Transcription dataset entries

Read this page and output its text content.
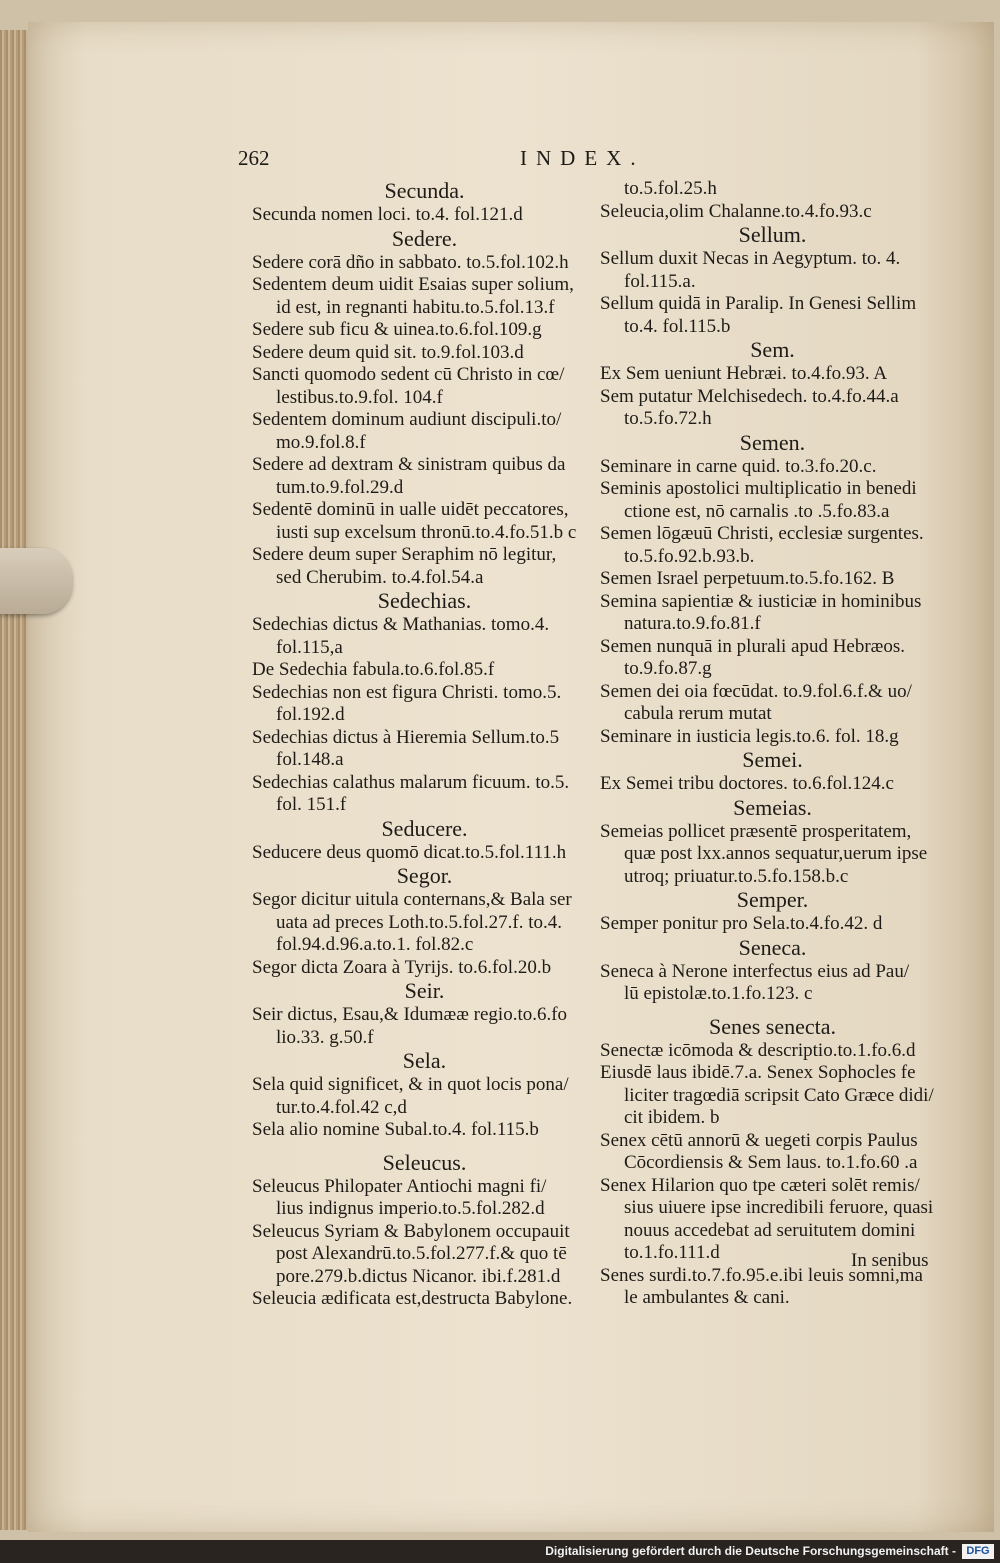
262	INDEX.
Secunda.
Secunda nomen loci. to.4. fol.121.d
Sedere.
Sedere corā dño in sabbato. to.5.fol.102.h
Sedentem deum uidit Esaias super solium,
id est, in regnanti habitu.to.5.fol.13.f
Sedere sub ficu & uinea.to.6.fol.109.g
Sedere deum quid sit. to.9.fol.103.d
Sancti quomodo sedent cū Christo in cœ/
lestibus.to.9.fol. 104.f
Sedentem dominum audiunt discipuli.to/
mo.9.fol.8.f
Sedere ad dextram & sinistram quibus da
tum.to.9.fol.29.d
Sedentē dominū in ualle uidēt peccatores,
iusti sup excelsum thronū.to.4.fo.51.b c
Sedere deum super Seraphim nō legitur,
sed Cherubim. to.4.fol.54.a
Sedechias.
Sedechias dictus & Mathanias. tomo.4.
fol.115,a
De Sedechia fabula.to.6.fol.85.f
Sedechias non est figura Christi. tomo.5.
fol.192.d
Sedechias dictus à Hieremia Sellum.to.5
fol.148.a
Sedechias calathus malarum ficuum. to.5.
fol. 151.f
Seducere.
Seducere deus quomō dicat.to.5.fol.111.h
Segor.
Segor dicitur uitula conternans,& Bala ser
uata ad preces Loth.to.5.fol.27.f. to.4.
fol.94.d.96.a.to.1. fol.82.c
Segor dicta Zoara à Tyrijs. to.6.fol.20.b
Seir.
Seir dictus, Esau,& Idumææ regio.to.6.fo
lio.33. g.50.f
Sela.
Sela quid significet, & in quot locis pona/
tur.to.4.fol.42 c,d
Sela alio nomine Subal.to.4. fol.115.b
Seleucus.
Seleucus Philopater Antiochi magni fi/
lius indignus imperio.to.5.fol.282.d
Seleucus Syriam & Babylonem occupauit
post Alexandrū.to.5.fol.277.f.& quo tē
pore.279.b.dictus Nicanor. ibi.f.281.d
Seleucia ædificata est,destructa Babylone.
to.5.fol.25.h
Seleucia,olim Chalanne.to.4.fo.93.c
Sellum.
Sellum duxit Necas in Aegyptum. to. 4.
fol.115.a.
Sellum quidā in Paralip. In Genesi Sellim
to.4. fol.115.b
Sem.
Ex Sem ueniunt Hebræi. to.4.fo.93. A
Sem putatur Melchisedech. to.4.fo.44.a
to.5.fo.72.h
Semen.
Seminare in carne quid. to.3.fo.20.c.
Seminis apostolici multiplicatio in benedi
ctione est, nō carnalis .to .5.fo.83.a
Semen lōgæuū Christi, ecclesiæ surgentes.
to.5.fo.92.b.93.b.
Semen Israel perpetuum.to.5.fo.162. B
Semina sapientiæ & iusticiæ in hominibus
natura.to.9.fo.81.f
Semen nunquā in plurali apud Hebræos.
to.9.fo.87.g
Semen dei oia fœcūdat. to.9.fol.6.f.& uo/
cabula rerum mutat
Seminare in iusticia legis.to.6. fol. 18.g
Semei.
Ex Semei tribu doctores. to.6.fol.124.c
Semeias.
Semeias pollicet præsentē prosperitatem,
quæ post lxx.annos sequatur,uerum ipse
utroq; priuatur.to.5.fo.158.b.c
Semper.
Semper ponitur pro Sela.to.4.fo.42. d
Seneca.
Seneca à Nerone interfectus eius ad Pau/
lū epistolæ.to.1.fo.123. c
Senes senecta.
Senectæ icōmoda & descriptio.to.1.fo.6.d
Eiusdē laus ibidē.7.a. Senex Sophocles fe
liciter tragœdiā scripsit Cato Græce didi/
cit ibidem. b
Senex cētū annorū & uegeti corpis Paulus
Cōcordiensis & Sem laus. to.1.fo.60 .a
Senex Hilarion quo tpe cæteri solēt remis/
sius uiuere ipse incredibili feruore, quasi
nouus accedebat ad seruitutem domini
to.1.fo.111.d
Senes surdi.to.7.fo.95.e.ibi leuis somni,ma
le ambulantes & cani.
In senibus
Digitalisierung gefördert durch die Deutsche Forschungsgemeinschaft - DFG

* Task to carry out: We ask that the entries above be copied exactly, with the pictures omitted.

* Answer to this problem:
Read this page and output its text content.
262	INDEX.
Secunda.
Secunda nomen loci. to.4. fol.121.d
Sedere.
Sedere corā dño in sabbato. to.5.fol.102.h
Sedentem deum uidit Esaias super solium,
id est, in regnanti habitu.to.5.fol.13.f
Sedere sub ficu & uinea.to.6.fol.109.g
Sedere deum quid sit. to.9.fol.103.d
Sancti quomodo sedent cū Christo in cœ/
lestibus.to.9.fol. 104.f
Sedentem dominum audiunt discipuli.to/
mo.9.fol.8.f
Sedere ad dextram & sinistram quibus da
tum.to.9.fol.29.d
Sedentē dominū in ualle uidēt peccatores,
iusti sup excelsum thronū.to.4.fo.51.b c
Sedere deum super Seraphim nō legitur,
sed Cherubim. to.4.fol.54.a
Sedechias.
Sedechias dictus & Mathanias. tomo.4.
fol.115,a
De Sedechia fabula.to.6.fol.85.f
Sedechias non est figura Christi. tomo.5.
fol.192.d
Sedechias dictus à Hieremia Sellum.to.5
fol.148.a
Sedechias calathus malarum ficuum. to.5.
fol. 151.f
Seducere.
Seducere deus quomō dicat.to.5.fol.111.h
Segor.
Segor dicitur uitula conternans,& Bala ser
uata ad preces Loth.to.5.fol.27.f. to.4.
fol.94.d.96.a.to.1. fol.82.c
Segor dicta Zoara à Tyrijs. to.6.fol.20.b
Seir.
Seir dictus, Esau,& Idumææ regio.to.6.fo
lio.33. g.50.f
Sela.
Sela quid significet, & in quot locis pona/
tur.to.4.fol.42 c,d
Sela alio nomine Subal.to.4. fol.115.b
Seleucus.
Seleucus Philopater Antiochi magni fi/
lius indignus imperio.to.5.fol.282.d
Seleucus Syriam & Babylonem occupauit
post Alexandrū.to.5.fol.277.f.& quo tē
pore.279.b.dictus Nicanor. ibi.f.281.d
Seleucia ædificata est,destructa Babylone.
to.5.fol.25.h
Seleucia,olim Chalanne.to.4.fo.93.c
Sellum.
Sellum duxit Necas in Aegyptum. to. 4.
fol.115.a.
Sellum quidā in Paralip. In Genesi Sellim
to.4. fol.115.b
Sem.
Ex Sem ueniunt Hebræi. to.4.fo.93. A
Sem putatur Melchisedech. to.4.fo.44.a
to.5.fo.72.h
Semen.
Seminare in carne quid. to.3.fo.20.c.
Seminis apostolici multiplicatio in benedi
ctione est, nō carnalis .to .5.fo.83.a
Semen lōgæuū Christi, ecclesiæ surgentes.
to.5.fo.92.b.93.b.
Semen Israel perpetuum.to.5.fo.162. B
Semina sapientiæ & iusticiæ in hominibus
natura.to.9.fo.81.f
Semen nunquā in plurali apud Hebræos.
to.9.fo.87.g
Semen dei oia fœcūdat. to.9.fol.6.f.& uo/
cabula rerum mutat
Seminare in iusticia legis.to.6. fol. 18.g
Semei.
Ex Semei tribu doctores. to.6.fol.124.c
Semeias.
Semeias pollicet præsentē prosperitatem,
quæ post lxx.annos sequatur,uerum ipse
utroq; priuatur.to.5.fo.158.b.c
Semper.
Semper ponitur pro Sela.to.4.fo.42. d
Seneca.
Seneca à Nerone interfectus eius ad Pau/
lū epistolæ.to.1.fo.123. c
Senes senecta.
Senectæ icōmoda & descriptio.to.1.fo.6.d
Eiusdē laus ibidē.7.a. Senex Sophocles fe
liciter tragœdiā scripsit Cato Græce didi/
cit ibidem. b
Senex cētū annorū & uegeti corpis Paulus
Cōcordiensis & Sem laus. to.1.fo.60 .a
Senex Hilarion quo tpe cæteri solēt remis/
sius uiuere ipse incredibili feruore, quasi
nouus accedebat ad seruitutem domini
to.1.fo.111.d
Senes surdi.to.7.fo.95.e.ibi leuis somni,ma
le ambulantes & cani.
In senibus
Digitalisierung gefördert durch die Deutsche Forschungsgemeinschaft - DFG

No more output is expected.